_Exercise requirements_
Copy all of the material exactly. Pictures are not to appear in the copy.

_Task data_
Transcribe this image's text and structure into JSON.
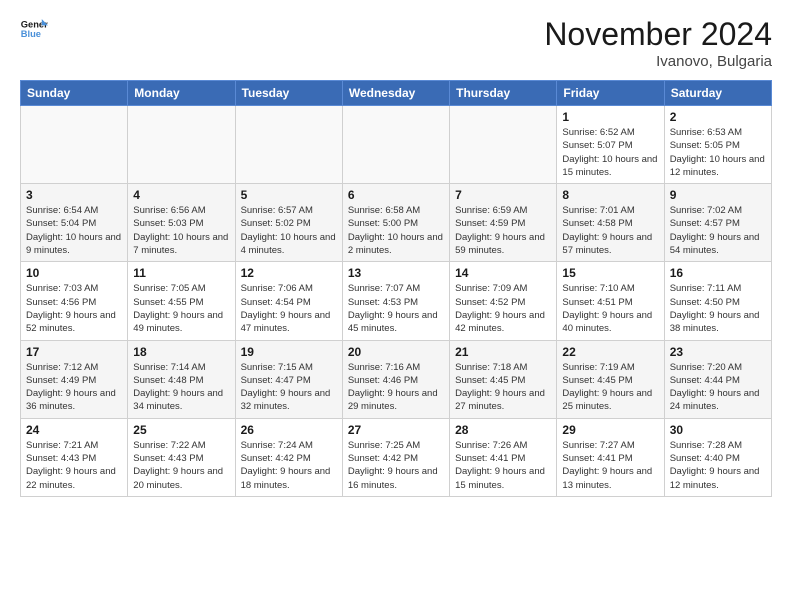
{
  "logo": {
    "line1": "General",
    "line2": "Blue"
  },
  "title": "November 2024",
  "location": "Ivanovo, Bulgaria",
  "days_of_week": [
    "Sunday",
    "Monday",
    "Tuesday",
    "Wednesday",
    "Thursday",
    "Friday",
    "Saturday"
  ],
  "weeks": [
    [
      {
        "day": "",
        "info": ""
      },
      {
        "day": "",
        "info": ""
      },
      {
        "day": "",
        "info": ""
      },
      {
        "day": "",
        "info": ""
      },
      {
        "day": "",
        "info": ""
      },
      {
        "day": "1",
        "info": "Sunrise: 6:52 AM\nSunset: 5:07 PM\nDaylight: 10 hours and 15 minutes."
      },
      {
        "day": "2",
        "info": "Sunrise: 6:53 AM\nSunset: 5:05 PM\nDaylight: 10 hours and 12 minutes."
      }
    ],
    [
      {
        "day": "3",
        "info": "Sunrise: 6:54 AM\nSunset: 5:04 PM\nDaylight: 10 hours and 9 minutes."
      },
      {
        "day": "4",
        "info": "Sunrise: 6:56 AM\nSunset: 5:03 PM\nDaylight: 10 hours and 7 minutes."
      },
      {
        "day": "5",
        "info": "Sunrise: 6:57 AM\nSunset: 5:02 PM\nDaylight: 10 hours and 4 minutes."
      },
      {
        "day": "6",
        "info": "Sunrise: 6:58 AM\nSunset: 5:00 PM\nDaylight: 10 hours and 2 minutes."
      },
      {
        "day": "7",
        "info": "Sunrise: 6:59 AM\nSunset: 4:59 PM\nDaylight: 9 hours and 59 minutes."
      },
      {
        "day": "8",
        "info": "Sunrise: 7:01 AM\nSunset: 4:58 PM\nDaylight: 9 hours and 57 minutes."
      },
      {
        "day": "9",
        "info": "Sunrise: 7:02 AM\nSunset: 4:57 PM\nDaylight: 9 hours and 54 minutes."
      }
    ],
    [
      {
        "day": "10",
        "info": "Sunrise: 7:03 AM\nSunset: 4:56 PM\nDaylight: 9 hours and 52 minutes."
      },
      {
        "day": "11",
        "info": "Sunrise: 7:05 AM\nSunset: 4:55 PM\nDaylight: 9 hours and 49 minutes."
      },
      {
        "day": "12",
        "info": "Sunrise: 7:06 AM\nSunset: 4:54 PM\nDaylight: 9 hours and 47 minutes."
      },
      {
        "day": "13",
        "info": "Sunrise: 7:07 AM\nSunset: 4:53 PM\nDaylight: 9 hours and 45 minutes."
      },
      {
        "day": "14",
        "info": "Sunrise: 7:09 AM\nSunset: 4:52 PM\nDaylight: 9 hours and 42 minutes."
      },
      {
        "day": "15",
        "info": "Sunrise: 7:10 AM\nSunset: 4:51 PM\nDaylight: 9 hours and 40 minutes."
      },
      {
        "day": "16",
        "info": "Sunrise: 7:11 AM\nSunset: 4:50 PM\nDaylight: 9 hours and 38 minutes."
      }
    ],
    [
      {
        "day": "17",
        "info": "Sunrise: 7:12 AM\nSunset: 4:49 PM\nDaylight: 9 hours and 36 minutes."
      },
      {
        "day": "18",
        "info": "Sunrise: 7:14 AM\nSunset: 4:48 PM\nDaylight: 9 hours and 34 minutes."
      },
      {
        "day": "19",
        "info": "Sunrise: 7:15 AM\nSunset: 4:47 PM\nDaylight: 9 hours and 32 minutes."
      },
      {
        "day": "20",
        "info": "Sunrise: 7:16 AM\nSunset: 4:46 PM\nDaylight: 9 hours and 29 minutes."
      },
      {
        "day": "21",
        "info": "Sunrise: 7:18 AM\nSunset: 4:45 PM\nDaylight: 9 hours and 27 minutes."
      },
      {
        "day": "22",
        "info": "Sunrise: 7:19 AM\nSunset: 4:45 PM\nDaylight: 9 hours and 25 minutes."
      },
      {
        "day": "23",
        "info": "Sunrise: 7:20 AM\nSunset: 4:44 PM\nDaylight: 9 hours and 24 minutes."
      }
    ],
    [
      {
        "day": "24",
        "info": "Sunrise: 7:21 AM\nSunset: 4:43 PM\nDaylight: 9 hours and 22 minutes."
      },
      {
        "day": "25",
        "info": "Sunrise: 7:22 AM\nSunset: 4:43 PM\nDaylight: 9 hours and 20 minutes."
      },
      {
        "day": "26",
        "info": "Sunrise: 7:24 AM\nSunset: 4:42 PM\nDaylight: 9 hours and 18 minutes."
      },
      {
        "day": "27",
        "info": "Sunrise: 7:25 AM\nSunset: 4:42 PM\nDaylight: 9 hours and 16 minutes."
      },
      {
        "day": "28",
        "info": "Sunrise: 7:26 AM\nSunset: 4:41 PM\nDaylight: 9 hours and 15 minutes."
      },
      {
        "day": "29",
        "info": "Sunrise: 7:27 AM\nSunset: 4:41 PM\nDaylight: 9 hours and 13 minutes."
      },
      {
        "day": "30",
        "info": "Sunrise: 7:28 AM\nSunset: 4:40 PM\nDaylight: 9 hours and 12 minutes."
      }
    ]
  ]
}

_Exercise response_
Transcribe this image's text and structure into JSON.
{
  "logo": {
    "line1": "General",
    "line2": "Blue"
  },
  "title": "November 2024",
  "location": "Ivanovo, Bulgaria",
  "days_of_week": [
    "Sunday",
    "Monday",
    "Tuesday",
    "Wednesday",
    "Thursday",
    "Friday",
    "Saturday"
  ],
  "weeks": [
    [
      {
        "day": "",
        "info": ""
      },
      {
        "day": "",
        "info": ""
      },
      {
        "day": "",
        "info": ""
      },
      {
        "day": "",
        "info": ""
      },
      {
        "day": "",
        "info": ""
      },
      {
        "day": "1",
        "info": "Sunrise: 6:52 AM\nSunset: 5:07 PM\nDaylight: 10 hours and 15 minutes."
      },
      {
        "day": "2",
        "info": "Sunrise: 6:53 AM\nSunset: 5:05 PM\nDaylight: 10 hours and 12 minutes."
      }
    ],
    [
      {
        "day": "3",
        "info": "Sunrise: 6:54 AM\nSunset: 5:04 PM\nDaylight: 10 hours and 9 minutes."
      },
      {
        "day": "4",
        "info": "Sunrise: 6:56 AM\nSunset: 5:03 PM\nDaylight: 10 hours and 7 minutes."
      },
      {
        "day": "5",
        "info": "Sunrise: 6:57 AM\nSunset: 5:02 PM\nDaylight: 10 hours and 4 minutes."
      },
      {
        "day": "6",
        "info": "Sunrise: 6:58 AM\nSunset: 5:00 PM\nDaylight: 10 hours and 2 minutes."
      },
      {
        "day": "7",
        "info": "Sunrise: 6:59 AM\nSunset: 4:59 PM\nDaylight: 9 hours and 59 minutes."
      },
      {
        "day": "8",
        "info": "Sunrise: 7:01 AM\nSunset: 4:58 PM\nDaylight: 9 hours and 57 minutes."
      },
      {
        "day": "9",
        "info": "Sunrise: 7:02 AM\nSunset: 4:57 PM\nDaylight: 9 hours and 54 minutes."
      }
    ],
    [
      {
        "day": "10",
        "info": "Sunrise: 7:03 AM\nSunset: 4:56 PM\nDaylight: 9 hours and 52 minutes."
      },
      {
        "day": "11",
        "info": "Sunrise: 7:05 AM\nSunset: 4:55 PM\nDaylight: 9 hours and 49 minutes."
      },
      {
        "day": "12",
        "info": "Sunrise: 7:06 AM\nSunset: 4:54 PM\nDaylight: 9 hours and 47 minutes."
      },
      {
        "day": "13",
        "info": "Sunrise: 7:07 AM\nSunset: 4:53 PM\nDaylight: 9 hours and 45 minutes."
      },
      {
        "day": "14",
        "info": "Sunrise: 7:09 AM\nSunset: 4:52 PM\nDaylight: 9 hours and 42 minutes."
      },
      {
        "day": "15",
        "info": "Sunrise: 7:10 AM\nSunset: 4:51 PM\nDaylight: 9 hours and 40 minutes."
      },
      {
        "day": "16",
        "info": "Sunrise: 7:11 AM\nSunset: 4:50 PM\nDaylight: 9 hours and 38 minutes."
      }
    ],
    [
      {
        "day": "17",
        "info": "Sunrise: 7:12 AM\nSunset: 4:49 PM\nDaylight: 9 hours and 36 minutes."
      },
      {
        "day": "18",
        "info": "Sunrise: 7:14 AM\nSunset: 4:48 PM\nDaylight: 9 hours and 34 minutes."
      },
      {
        "day": "19",
        "info": "Sunrise: 7:15 AM\nSunset: 4:47 PM\nDaylight: 9 hours and 32 minutes."
      },
      {
        "day": "20",
        "info": "Sunrise: 7:16 AM\nSunset: 4:46 PM\nDaylight: 9 hours and 29 minutes."
      },
      {
        "day": "21",
        "info": "Sunrise: 7:18 AM\nSunset: 4:45 PM\nDaylight: 9 hours and 27 minutes."
      },
      {
        "day": "22",
        "info": "Sunrise: 7:19 AM\nSunset: 4:45 PM\nDaylight: 9 hours and 25 minutes."
      },
      {
        "day": "23",
        "info": "Sunrise: 7:20 AM\nSunset: 4:44 PM\nDaylight: 9 hours and 24 minutes."
      }
    ],
    [
      {
        "day": "24",
        "info": "Sunrise: 7:21 AM\nSunset: 4:43 PM\nDaylight: 9 hours and 22 minutes."
      },
      {
        "day": "25",
        "info": "Sunrise: 7:22 AM\nSunset: 4:43 PM\nDaylight: 9 hours and 20 minutes."
      },
      {
        "day": "26",
        "info": "Sunrise: 7:24 AM\nSunset: 4:42 PM\nDaylight: 9 hours and 18 minutes."
      },
      {
        "day": "27",
        "info": "Sunrise: 7:25 AM\nSunset: 4:42 PM\nDaylight: 9 hours and 16 minutes."
      },
      {
        "day": "28",
        "info": "Sunrise: 7:26 AM\nSunset: 4:41 PM\nDaylight: 9 hours and 15 minutes."
      },
      {
        "day": "29",
        "info": "Sunrise: 7:27 AM\nSunset: 4:41 PM\nDaylight: 9 hours and 13 minutes."
      },
      {
        "day": "30",
        "info": "Sunrise: 7:28 AM\nSunset: 4:40 PM\nDaylight: 9 hours and 12 minutes."
      }
    ]
  ]
}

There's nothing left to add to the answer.